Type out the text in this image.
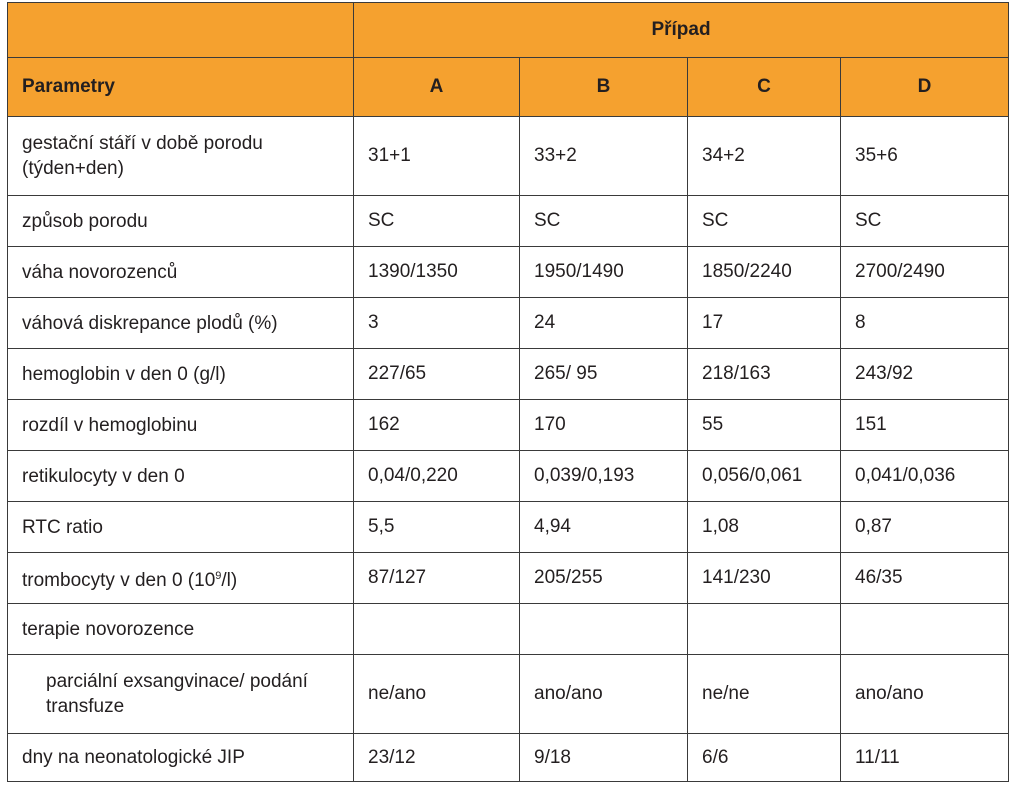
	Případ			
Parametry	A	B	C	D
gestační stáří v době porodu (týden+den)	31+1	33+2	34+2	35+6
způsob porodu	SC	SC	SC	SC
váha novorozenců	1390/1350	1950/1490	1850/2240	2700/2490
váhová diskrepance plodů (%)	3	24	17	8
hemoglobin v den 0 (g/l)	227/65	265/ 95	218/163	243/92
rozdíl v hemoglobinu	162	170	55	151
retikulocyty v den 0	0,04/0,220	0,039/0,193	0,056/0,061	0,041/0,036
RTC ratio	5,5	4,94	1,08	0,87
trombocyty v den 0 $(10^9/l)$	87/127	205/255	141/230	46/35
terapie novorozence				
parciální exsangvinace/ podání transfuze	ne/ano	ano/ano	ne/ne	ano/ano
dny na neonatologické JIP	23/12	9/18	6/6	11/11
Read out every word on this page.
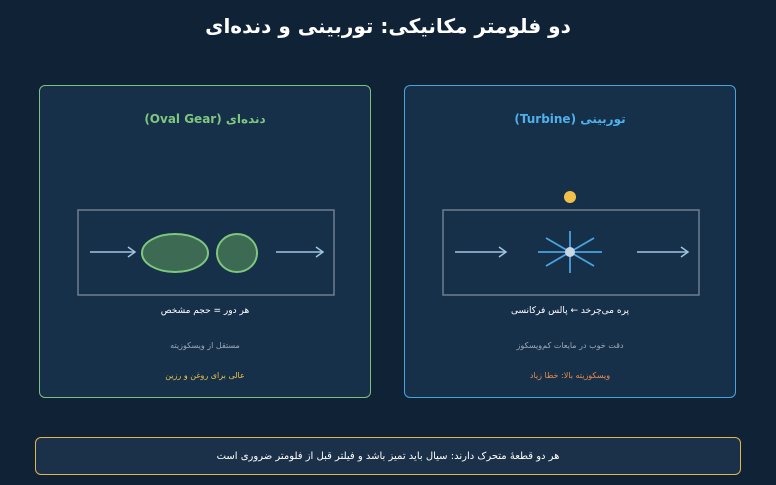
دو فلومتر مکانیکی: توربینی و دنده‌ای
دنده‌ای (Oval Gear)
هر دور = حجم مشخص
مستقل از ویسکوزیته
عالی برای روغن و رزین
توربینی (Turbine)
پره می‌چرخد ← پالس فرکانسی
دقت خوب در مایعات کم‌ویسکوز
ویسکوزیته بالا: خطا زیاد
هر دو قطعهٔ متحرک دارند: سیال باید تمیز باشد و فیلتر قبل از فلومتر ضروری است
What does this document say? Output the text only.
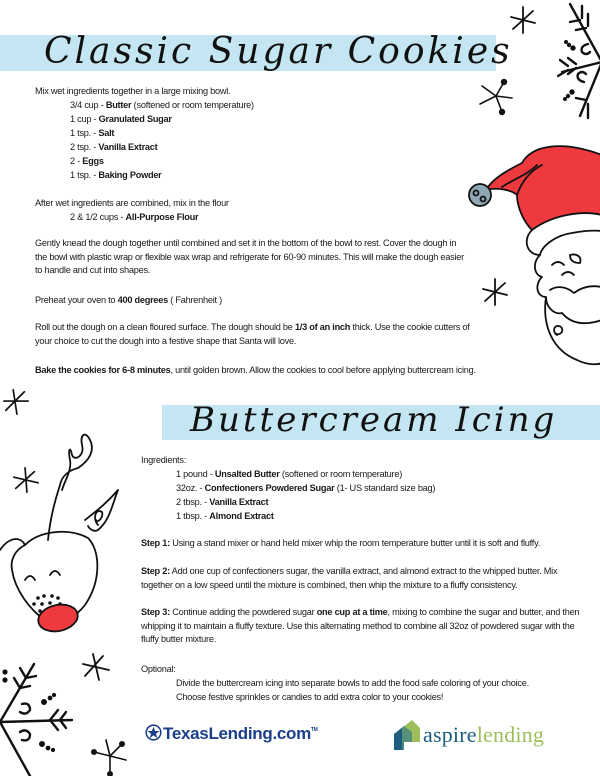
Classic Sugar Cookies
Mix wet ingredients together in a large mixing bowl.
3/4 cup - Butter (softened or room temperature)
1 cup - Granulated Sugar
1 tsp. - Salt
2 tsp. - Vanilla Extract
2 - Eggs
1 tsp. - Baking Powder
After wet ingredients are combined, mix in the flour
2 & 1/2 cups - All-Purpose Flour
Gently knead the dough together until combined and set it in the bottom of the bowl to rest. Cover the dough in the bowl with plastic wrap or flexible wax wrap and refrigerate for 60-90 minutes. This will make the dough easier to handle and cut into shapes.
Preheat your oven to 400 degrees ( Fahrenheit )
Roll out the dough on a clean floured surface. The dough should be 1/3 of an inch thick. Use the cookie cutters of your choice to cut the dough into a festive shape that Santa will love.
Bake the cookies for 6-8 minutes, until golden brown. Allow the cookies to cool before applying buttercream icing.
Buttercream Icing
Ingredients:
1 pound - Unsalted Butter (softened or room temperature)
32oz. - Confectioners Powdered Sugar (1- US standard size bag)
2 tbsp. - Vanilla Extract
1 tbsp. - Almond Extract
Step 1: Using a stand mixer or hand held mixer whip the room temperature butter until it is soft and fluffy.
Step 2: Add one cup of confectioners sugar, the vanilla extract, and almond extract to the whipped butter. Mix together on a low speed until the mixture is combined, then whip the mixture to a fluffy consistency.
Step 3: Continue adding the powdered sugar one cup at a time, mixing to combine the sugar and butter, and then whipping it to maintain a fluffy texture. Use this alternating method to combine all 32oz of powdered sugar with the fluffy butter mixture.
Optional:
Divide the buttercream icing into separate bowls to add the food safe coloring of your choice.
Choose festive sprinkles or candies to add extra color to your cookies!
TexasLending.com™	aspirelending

◆ ◆ ◆

Instructions to follow: Look for the word "dough" and return every line where it occurs.

Task response:
Gently knead the dough together until combined and set it in the bottom of the bowl to rest. Cover the dough in the bowl with plastic wrap or flexible wax wrap and refrigerate for 60-90 minutes. This will make the dough easier to handle and cut into shapes.
Roll out the dough on a clean floured surface. The dough should be 1/3 of an inch thick. Use the cookie cutters of your choice to cut the dough into a festive shape that Santa will love.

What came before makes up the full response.